§ **PROBLEM TO SOLVE**
Identify each line holding the string "저택에서" and copy it.

§ **ENTRIES PROVIDED**
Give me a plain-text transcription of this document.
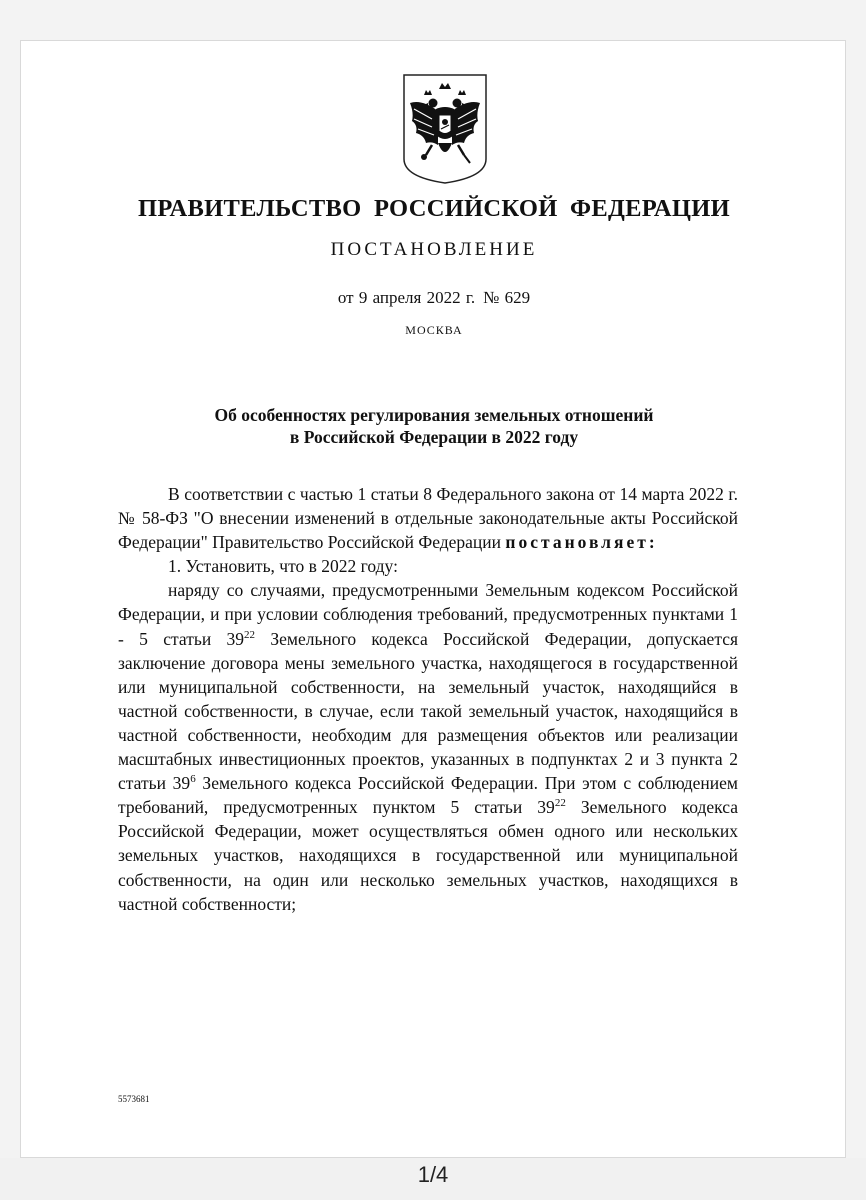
ПРАВИТЕЛЬСТВО РОССИЙСКОЙ ФЕДЕРАЦИИ
ПОСТАНОВЛЕНИЕ
от 9 апреля 2022 г. № 629
МОСКВА
Об особенностях регулирования земельных отношений
в Российской Федерации в 2022 году

В соответствии с частью 1 статьи 8 Федерального закона от 14 марта 2022 г. № 58-ФЗ "О внесении изменений в отдельные законодательные акты Российской Федерации" Правительство Российской Федерации постановляет:

1. Установить, что в 2022 году:

наряду со случаями, предусмотренными Земельным кодексом Российской Федерации, и при условии соблюдения требований, предусмотренных пунктами 1 - 5 статьи $39^{22}$ Земельного кодекса Российской Федерации, допускается заключение договора мены земельного участка, находящегося в государственной или муниципальной собственности, на земельный участок, находящийся в частной собственности, в случае, если такой земельный участок, находящийся в частной собственности, необходим для размещения объектов или реализации масштабных инвестиционных проектов, указанных в подпунктах 2 и 3 пункта 2 статьи $39^6$ Земельного кодекса Российской Федерации. При этом с соблюдением требований, предусмотренных пунктом 5 статьи $39^{22}$ Земельного кодекса Российской Федерации, может осуществляться обмен одного или нескольких земельных участков, находящихся в государственной или муниципальной собственности, на один или несколько земельных участков, находящихся в частной собственности;

5573681
1/4
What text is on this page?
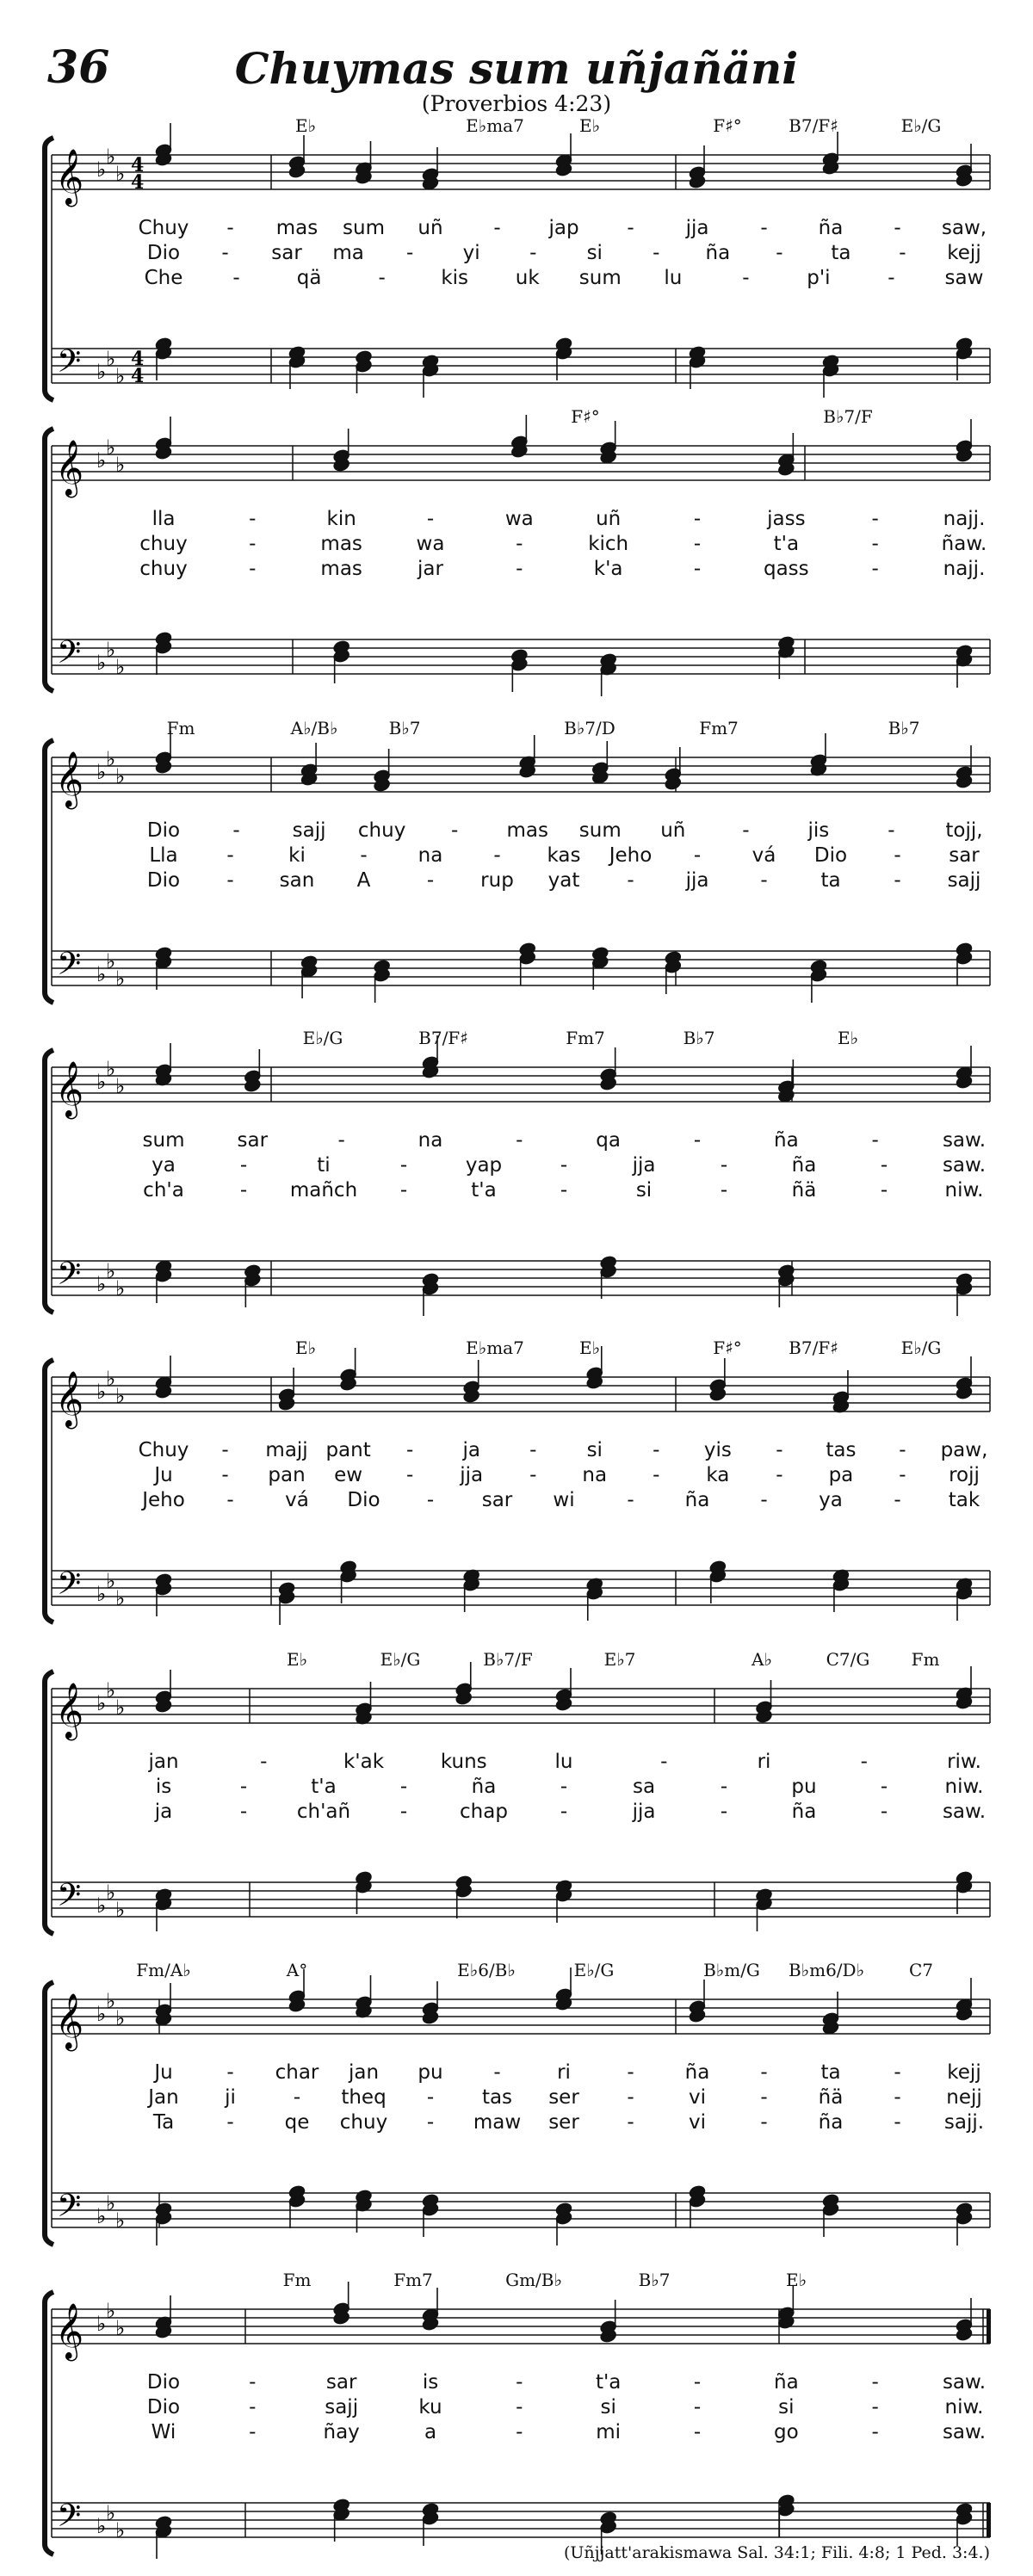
36	Chuymas sum uñjañäni
(Proverbios 4:23)
𝄞
𝄢
♭
♭
♭
♭
♭
♭
4
4
4
4
𝄞
𝄢
♭
♭
♭
♭
♭
♭
𝄞
𝄢
♭
♭
♭
♭
♭
♭
𝄞
𝄢
♭
♭
♭
♭
♭
♭
𝄞
𝄢
♭
♭
♭
♭
♭
♭
𝄞
𝄢
♭
♭
♭
♭
♭
♭
𝄞
𝄢
♭
♭
♭
♭
♭
♭
𝄞
𝄢
♭
♭
♭
♭
♭
♭
Chuy - mas sum uñ	- jap -	jja	-	ña	- saw,
Dio - sar ma - yi -	si	- ña - ta - kejj
Che	-	qä	-	kis uk sum lu	-	p'i	-	saw
E♭	E♭ma7	E♭	F♯°	B7/F♯	E♭/G
lla	-	kin	-	wa	uñ	-	jass	-	najj.
chuy	-	mas	wa	-	kich	-	t'a	-	ñaw.
chuy	-	mas	jar	-	k'a	-	qass	-	najj.
F♯°	B♭7/F
Dio	-	sajj chuy - mas sum uñ	-	jis	-	tojj,
Lla -	ki	-	na	- kas Jeho -	vá Dio - sar
Dio - san A	- rup yat -	jja	-	ta	- sajj
Fm	A♭/B♭	B♭7	B♭7/D	Fm7	B♭7
sum	sar	-	na	-	qa	-	ña	-	saw.
ya	-	ti	-	yap	-	jja	-	ña	-	saw.
ch'a	- mañch -	t'a	-	si	-	ñä	-	niw.
E♭/G	B7/F♯	Fm7	B♭7	E♭
Chuy - majj pant - ja -	si	- yis - tas - paw,
Ju - pan ew - jja - na - ka - pa - rojj
Jeho -	vá Dio - sar wi	-	ña	-	ya	- tak
E♭	E♭ma7	E♭	F♯°	B7/F♯	E♭/G
jan	-	k'ak	kuns	lu	-	ri	-	riw.
is	-	t'a	-	ña	-	sa	-	pu	-	niw.
ja	-	ch'añ	-	chap	-	jja	-	ña	-	saw.
E♭	E♭/G	B♭7/F	E♭7	A♭	C7/G Fm
Ju	- char jan pu	-	ri	-	ña	-	ta	- kejj
Jan ji	- theq - tas ser -	vi	-	ñä	- nejj
Ta	-	qe chuy - maw ser -	vi	-	ña	- sajj.
Fm/A♭	A°	E♭6/B♭	E♭/G	B♭m/G B♭m6/D♭	C7
Dio	-	sar	is	-	t'a	-	ña	-	saw.
Dio	-	sajj	ku	-	si	-	si	-	niw.
Wi	-	ñay	a	-	mi	-	go	-	saw.
Fm	Fm7	Gm/B♭	B♭7	E♭
(Uñjjatt'arakismawa Sal. 34:1; Fili. 4:8; 1 Ped. 3:4.)
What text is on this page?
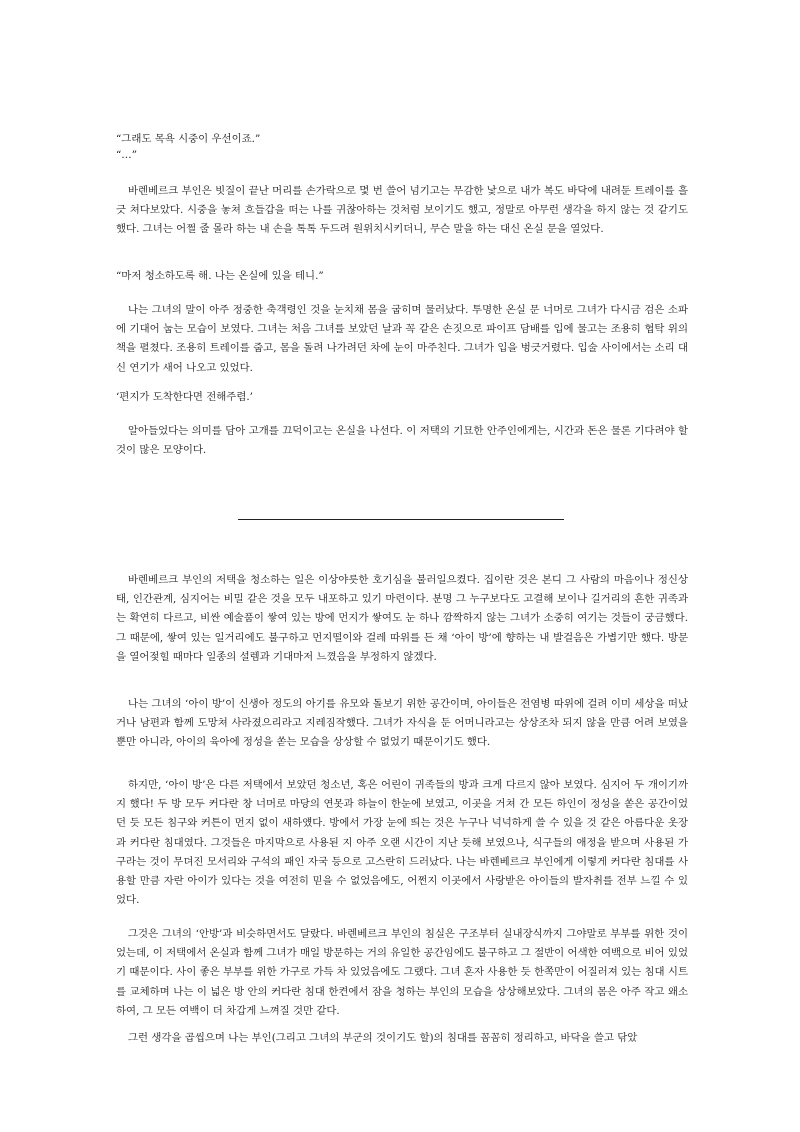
“그래도 목욕 시중이 우선이죠.”

“…”

바렌베르크 부인은 빗질이 끝난 머리를 손가락으로 몇 번 쓸어 넘기고는 무감한 낯으로 내가 복도 바닥에 내려둔 트레이를 흘긋 쳐다보았다. 시중을 놓쳐 흐들갑을 떠는 나를 귀찮아하는 것처럼 보이기도 했고, 정말로 아무런 생각을 하지 않는 것 같기도 했다. 그녀는 어쩔 줄 몰라 하는 내 손을 톡톡 두드려 원위치시키더니, 무슨 말을 하는 대신 온실 문을 열었다.

“마저 청소하도록 해. 나는 온실에 있을 테니.”

나는 그녀의 말이 아주 정중한 축객령인 것을 눈치채 몸을 굽히며 물러났다. 투명한 온실 문 너머로 그녀가 다시금 검은 소파에 기대어 눕는 모습이 보였다. 그녀는 처음 그녀를 보았던 날과 꼭 같은 손짓으로 파이프 담배를 입에 물고는 조용히 협탁 위의 책을 펼쳤다. 조용히 트레이를 줍고, 몸을 돌려 나가려던 차에 눈이 마주친다. 그녀가 입을 벙긋거렸다. 입술 사이에서는 소리 대신 연기가 새어 나오고 있었다.

‘편지가 도착한다면 전해주렴.’

알아들었다는 의미를 담아 고개를 끄덕이고는 온실을 나선다. 이 저택의 기묘한 안주인에게는, 시간과 돈은 물론 기다려야 할 것이 많은 모양이다.

바렌베르크 부인의 저택을 청소하는 일은 이상야릇한 호기심을 불러일으켰다. 집이란 것은 본디 그 사람의 마음이나 정신상태, 인간관계, 심지어는 비밀 같은 것을 모두 내포하고 있기 마련이다. 분명 그 누구보다도 고결해 보이나 길거리의 흔한 귀족과는 확연히 다르고, 비싼 예술품이 쌓여 있는 방에 먼지가 쌓여도 눈 하나 깜짝하지 않는 그녀가 소중히 여기는 것들이 궁금했다. 그 때문에, 쌓여 있는 일거리에도 불구하고 먼지떨이와 걸레 따위를 든 채 ‘아이 방’에 향하는 내 발걸음은 가볍기만 했다. 방문을 열어젖힐 때마다 일종의 설렘과 기대마저 느꼈음을 부정하지 않겠다.

나는 그녀의 ‘아이 방’이 신생아 정도의 아기를 유모와 돌보기 위한 공간이며, 아이들은 전염병 따위에 걸려 이미 세상을 떠났거나 남편과 함께 도망쳐 사라졌으리라고 지레짐작했다. 그녀가 자식을 둔 어머니라고는 상상조차 되지 않을 만큼 어려 보였을 뿐만 아니라, 아이의 육아에 정성을 쏟는 모습을 상상할 수 없었기 때문이기도 했다.

하지만, ‘아이 방’은 다른 저택에서 보았던 청소년, 혹은 어린이 귀족들의 방과 크게 다르지 않아 보였다. 심지어 두 개이기까지 했다! 두 방 모두 커다란 창 너머로 마당의 연못과 하늘이 한눈에 보였고, 이곳을 거쳐 간 모든 하인이 정성을 쏟은 공간이었던 듯 모든 침구와 커튼이 먼지 없이 새하얬다. 방에서 가장 눈에 띄는 것은 누구나 넉넉하게 쓸 수 있을 것 같은 아름다운 옷장과 커다란 침대였다. 그것들은 마지막으로 사용된 지 아주 오랜 시간이 지난 듯해 보였으나, 식구들의 애정을 받으며 사용된 가구라는 것이 무뎌진 모서리와 구석의 패인 자국 등으로 고스란히 드러났다. 나는 바렌베르크 부인에게 이렇게 커다란 침대를 사용할 만큼 자란 아이가 있다는 것을 여전히 믿을 수 없었음에도, 어쩐지 이곳에서 사랑받은 아이들의 발자취를 전부 느낄 수 있었다.

그것은 그녀의 ‘안방’과 비슷하면서도 달랐다. 바렌베르크 부인의 침실은 구조부터 실내장식까지 그야말로 부부를 위한 것이었는데, 이 저택에서 온실과 함께 그녀가 매일 방문하는 거의 유일한 공간임에도 불구하고 그 절반이 어색한 여백으로 비어 있었기 때문이다. 사이 좋은 부부를 위한 가구로 가득 차 있었음에도 그랬다. 그녀 혼자 사용한 듯 한쪽만이 어질러져 있는 침대 시트를 교체하며 나는 이 넓은 방 안의 커다란 침대 한켠에서 잠을 청하는 부인의 모습을 상상해보았다. 그녀의 몸은 아주 작고 왜소하여, 그 모든 여백이 더 차갑게 느껴질 것만 같다.

그런 생각을 곱씹으며 나는 부인(그리고 그녀의 부군의 것이기도 할)의 침대를 꼼꼼히 정리하고, 바닥을 쓸고 닦았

§ **EXERCISE RESPONSE**
하지만, ‘아이 방’은 다른 저택에서 보았던 청소년, 혹은 어린이 귀족들의 방과 크게 다르지 않아 보였다. 심지어 두 개이기까지 했다! 두 방 모두 커다란 창 너머로 마당의 연못과 하늘이 한눈에 보였고, 이곳을 거쳐 간 모든 하인이 정성을 쏟은 공간이었던 듯 모든 침구와 커튼이 먼지 없이 새하얬다. 방에서 가장 눈에 띄는 것은 누구나 넉넉하게 쓸 수 있을 것 같은 아름다운 옷장과 커다란 침대였다. 그것들은 마지막으로 사용된 지 아주 오랜 시간이 지난 듯해 보였으나, 식구들의 애정을 받으며 사용된 가구라는 것이 무뎌진 모서리와 구석의 패인 자국 등으로 고스란히 드러났다. 나는 바렌베르크 부인에게 이렇게 커다란 침대를 사용할 만큼 자란 아이가 있다는 것을 여전히 믿을 수 없었음에도, 어쩐지 이곳에서 사랑받은 아이들의 발자취를 전부 느낄 수 있었다.
그것은 그녀의 ‘안방’과 비슷하면서도 달랐다. 바렌베르크 부인의 침실은 구조부터 실내장식까지 그야말로 부부를 위한 것이었는데, 이 저택에서 온실과 함께 그녀가 매일 방문하는 거의 유일한 공간임에도 불구하고 그 절반이 어색한 여백으로 비어 있었기 때문이다. 사이 좋은 부부를 위한 가구로 가득 차 있었음에도 그랬다. 그녀 혼자 사용한 듯 한쪽만이 어질러져 있는 침대 시트를 교체하며 나는 이 넓은 방 안의 커다란 침대 한켠에서 잠을 청하는 부인의 모습을 상상해보았다. 그녀의 몸은 아주 작고 왜소하여, 그 모든 여백이 더 차갑게 느껴질 것만 같다.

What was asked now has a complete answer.